__What the task requires__
Go through the listing and copy each line with the string "content".

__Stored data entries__
▽

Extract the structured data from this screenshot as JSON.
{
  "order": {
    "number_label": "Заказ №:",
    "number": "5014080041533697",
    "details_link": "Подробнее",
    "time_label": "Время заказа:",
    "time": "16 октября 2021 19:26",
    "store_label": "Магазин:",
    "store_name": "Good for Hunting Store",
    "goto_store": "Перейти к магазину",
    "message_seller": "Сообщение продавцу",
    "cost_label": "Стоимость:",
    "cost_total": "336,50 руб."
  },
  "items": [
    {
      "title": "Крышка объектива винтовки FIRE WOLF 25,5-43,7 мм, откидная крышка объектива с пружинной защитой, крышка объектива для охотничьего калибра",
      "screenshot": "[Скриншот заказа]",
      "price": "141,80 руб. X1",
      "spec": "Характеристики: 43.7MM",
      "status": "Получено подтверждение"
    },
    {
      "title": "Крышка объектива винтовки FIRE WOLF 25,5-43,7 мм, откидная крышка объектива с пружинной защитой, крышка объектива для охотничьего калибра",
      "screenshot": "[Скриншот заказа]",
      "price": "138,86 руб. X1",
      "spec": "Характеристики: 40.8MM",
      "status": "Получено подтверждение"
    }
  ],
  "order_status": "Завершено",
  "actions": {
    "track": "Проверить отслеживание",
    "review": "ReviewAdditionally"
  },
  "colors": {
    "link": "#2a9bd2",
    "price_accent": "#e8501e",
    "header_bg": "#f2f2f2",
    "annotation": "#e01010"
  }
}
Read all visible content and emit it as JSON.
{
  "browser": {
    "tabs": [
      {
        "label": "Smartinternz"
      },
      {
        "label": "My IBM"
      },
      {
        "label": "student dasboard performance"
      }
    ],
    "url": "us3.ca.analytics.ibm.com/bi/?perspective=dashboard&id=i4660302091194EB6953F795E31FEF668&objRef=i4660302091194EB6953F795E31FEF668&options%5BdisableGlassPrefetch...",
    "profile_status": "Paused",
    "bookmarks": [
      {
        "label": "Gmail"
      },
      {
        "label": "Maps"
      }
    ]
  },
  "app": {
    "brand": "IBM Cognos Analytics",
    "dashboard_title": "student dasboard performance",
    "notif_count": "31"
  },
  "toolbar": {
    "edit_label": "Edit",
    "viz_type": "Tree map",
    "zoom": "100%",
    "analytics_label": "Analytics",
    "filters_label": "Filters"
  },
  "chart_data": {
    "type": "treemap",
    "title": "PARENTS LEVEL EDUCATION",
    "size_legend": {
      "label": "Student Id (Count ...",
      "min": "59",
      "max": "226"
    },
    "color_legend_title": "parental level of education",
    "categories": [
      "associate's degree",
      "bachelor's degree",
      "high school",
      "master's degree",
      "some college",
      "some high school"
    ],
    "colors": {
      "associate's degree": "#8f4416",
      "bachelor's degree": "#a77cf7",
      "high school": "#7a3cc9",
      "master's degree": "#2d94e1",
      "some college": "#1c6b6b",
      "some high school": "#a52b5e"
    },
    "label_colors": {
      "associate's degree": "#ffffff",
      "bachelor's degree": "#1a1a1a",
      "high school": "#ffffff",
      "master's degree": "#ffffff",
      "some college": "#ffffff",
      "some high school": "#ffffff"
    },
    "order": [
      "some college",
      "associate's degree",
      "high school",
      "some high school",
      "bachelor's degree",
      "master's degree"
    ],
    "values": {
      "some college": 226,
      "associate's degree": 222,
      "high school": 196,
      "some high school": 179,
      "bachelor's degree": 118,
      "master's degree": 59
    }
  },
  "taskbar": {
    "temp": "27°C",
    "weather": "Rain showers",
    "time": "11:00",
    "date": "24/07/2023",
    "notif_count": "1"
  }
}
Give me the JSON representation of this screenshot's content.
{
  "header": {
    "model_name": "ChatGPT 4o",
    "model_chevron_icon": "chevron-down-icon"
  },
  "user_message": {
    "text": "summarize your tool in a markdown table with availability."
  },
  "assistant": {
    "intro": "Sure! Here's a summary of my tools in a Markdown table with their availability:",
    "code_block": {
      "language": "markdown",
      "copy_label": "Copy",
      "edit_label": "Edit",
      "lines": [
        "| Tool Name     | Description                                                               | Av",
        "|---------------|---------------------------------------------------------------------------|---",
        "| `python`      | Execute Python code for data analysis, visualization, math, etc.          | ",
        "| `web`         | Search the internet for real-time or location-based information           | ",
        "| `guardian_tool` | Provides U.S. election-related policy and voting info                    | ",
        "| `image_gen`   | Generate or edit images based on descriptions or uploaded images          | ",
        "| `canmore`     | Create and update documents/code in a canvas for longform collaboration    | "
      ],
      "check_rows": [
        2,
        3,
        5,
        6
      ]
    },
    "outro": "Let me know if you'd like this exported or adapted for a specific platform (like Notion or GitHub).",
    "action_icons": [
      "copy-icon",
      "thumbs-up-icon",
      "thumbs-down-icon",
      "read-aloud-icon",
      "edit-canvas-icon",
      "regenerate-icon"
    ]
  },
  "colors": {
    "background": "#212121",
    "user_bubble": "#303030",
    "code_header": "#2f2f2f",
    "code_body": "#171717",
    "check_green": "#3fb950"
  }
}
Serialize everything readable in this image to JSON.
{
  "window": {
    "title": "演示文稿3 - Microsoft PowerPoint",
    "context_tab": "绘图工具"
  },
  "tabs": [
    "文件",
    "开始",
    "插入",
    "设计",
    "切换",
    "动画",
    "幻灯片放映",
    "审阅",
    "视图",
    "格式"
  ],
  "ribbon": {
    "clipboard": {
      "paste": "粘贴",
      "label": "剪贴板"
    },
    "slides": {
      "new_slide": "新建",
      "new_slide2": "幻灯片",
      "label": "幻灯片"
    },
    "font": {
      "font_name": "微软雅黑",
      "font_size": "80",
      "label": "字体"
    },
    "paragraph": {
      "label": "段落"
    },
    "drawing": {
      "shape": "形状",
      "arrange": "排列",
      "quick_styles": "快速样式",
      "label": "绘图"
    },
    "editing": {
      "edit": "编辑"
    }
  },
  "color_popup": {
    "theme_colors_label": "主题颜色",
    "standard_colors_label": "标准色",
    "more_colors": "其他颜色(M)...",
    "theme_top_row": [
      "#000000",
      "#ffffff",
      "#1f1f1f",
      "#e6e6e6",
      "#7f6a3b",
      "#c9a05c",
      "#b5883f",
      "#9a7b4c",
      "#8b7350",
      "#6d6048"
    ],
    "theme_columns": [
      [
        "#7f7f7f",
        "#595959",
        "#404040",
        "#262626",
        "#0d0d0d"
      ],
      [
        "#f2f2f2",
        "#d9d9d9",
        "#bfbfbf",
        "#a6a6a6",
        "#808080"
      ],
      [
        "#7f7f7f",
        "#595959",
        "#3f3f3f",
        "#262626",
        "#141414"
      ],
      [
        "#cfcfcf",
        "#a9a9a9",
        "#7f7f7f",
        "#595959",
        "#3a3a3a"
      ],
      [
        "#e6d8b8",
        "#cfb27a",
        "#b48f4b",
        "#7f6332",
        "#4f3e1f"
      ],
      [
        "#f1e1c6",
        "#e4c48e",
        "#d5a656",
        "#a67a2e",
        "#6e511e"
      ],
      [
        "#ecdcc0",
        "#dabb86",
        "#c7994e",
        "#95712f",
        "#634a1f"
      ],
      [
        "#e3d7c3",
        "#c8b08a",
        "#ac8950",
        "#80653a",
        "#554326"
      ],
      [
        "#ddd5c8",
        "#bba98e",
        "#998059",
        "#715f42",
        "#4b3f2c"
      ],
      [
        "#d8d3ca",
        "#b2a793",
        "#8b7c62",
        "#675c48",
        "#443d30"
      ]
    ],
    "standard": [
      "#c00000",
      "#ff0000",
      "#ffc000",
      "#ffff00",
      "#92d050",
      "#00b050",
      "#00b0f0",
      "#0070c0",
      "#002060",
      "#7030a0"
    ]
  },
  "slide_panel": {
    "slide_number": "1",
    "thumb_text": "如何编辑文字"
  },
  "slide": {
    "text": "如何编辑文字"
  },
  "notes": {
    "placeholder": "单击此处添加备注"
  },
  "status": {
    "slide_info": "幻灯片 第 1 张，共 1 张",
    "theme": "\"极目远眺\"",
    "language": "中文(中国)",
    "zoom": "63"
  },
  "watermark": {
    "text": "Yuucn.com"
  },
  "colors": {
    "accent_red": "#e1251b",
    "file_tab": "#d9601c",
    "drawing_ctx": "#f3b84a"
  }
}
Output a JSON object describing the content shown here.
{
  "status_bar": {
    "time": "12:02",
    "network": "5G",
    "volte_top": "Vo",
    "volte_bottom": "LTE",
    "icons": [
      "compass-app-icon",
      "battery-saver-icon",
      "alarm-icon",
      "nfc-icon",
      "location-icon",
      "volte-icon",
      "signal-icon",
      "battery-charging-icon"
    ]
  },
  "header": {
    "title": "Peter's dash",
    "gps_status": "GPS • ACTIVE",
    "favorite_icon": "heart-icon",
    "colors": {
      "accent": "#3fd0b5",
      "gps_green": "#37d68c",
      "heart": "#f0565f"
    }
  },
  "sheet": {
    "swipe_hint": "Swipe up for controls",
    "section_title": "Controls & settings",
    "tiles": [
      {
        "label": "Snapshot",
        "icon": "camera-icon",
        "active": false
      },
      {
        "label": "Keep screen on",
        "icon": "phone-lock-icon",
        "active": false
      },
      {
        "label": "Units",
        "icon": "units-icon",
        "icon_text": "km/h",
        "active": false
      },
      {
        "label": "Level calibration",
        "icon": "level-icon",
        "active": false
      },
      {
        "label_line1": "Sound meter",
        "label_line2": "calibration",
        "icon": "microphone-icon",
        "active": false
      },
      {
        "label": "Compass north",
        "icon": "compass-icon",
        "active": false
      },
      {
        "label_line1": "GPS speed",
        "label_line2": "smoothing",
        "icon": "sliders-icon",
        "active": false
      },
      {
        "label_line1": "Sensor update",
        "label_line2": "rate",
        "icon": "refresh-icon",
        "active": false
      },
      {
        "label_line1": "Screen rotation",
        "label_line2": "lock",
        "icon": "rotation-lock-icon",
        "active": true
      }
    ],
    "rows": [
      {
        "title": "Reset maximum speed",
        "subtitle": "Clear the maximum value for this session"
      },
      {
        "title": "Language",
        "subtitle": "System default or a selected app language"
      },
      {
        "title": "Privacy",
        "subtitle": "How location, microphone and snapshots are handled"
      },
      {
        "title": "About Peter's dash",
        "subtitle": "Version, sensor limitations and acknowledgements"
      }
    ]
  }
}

△

__Response to the task__
Read all visible content and emit it as JSON.
Give me the JSON representation of this screenshot's content.
Output a JSON object describing the content shown here.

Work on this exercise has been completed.